** Task to carry out **
Check each line for the string "comestibles", then give only how many lines have it.

◇ ◇ ◇ ◇ ◇

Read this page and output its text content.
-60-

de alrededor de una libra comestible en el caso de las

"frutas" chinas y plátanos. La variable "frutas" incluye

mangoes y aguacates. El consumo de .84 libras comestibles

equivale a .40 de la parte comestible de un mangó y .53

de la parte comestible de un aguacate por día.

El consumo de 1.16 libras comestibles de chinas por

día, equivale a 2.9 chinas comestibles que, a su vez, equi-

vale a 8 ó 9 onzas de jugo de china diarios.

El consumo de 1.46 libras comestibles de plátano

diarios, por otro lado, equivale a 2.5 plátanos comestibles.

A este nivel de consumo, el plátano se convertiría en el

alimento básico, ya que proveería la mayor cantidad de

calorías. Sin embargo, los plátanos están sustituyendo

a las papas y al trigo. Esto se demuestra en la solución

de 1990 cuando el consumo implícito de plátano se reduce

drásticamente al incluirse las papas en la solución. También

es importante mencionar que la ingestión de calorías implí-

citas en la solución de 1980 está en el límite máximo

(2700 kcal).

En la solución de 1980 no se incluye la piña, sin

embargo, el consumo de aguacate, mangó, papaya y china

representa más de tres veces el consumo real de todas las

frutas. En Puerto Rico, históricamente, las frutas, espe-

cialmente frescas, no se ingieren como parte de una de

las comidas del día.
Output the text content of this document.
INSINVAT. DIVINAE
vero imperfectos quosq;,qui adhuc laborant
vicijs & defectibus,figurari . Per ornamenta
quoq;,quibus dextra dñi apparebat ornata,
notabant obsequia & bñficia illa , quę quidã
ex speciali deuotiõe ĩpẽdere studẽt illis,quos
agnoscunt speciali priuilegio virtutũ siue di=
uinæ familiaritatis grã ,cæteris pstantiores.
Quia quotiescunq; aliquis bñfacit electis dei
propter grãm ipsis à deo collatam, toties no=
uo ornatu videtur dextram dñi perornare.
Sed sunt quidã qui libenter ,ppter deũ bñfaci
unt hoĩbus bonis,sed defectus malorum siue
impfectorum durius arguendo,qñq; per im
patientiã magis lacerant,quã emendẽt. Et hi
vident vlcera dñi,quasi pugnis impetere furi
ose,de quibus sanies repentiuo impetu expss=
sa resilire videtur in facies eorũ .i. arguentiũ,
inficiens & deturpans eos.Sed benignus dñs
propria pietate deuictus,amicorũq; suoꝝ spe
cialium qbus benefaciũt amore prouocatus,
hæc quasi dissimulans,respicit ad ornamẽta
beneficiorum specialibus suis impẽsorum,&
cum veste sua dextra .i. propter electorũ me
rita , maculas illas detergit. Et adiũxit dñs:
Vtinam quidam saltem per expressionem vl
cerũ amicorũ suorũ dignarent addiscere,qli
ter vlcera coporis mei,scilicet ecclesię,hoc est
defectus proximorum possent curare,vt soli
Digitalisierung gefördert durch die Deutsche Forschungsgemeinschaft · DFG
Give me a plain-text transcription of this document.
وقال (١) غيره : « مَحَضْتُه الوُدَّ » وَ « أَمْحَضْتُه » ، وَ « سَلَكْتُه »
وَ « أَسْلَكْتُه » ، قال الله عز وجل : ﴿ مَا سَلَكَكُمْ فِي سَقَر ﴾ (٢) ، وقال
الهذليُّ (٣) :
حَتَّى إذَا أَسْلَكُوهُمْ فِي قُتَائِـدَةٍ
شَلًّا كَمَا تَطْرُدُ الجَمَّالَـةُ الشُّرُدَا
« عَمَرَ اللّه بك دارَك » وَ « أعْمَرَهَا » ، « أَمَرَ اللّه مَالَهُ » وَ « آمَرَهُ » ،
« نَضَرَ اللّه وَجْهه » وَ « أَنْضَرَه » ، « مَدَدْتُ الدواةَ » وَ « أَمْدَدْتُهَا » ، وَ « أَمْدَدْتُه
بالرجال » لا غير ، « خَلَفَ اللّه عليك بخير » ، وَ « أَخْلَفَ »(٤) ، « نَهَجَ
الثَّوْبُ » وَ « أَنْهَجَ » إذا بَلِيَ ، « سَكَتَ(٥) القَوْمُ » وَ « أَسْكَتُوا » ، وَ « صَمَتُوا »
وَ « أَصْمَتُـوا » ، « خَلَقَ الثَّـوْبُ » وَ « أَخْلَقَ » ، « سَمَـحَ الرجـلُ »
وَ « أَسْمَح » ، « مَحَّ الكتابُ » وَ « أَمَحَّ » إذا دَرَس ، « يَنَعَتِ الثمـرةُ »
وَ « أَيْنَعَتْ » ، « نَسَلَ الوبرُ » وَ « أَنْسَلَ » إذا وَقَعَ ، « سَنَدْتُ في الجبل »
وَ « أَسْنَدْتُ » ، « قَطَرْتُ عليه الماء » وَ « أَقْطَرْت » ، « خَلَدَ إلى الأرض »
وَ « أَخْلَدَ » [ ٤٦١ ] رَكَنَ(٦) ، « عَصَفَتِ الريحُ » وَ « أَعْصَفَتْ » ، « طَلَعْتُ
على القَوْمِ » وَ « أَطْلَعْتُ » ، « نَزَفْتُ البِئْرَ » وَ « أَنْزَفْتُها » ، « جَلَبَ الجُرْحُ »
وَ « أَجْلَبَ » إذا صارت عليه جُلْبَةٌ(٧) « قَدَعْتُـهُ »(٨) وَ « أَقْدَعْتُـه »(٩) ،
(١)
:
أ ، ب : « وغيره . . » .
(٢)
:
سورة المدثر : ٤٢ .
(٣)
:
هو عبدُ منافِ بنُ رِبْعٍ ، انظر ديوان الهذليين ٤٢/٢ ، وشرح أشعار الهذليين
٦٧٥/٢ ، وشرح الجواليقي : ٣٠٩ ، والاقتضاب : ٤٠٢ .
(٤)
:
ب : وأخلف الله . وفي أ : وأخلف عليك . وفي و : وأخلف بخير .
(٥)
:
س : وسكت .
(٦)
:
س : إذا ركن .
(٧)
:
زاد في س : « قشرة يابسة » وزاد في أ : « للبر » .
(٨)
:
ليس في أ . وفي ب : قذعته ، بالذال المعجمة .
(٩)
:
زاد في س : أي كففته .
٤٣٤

◇ ◇ ◇ ◇ ◇

** Full output **
5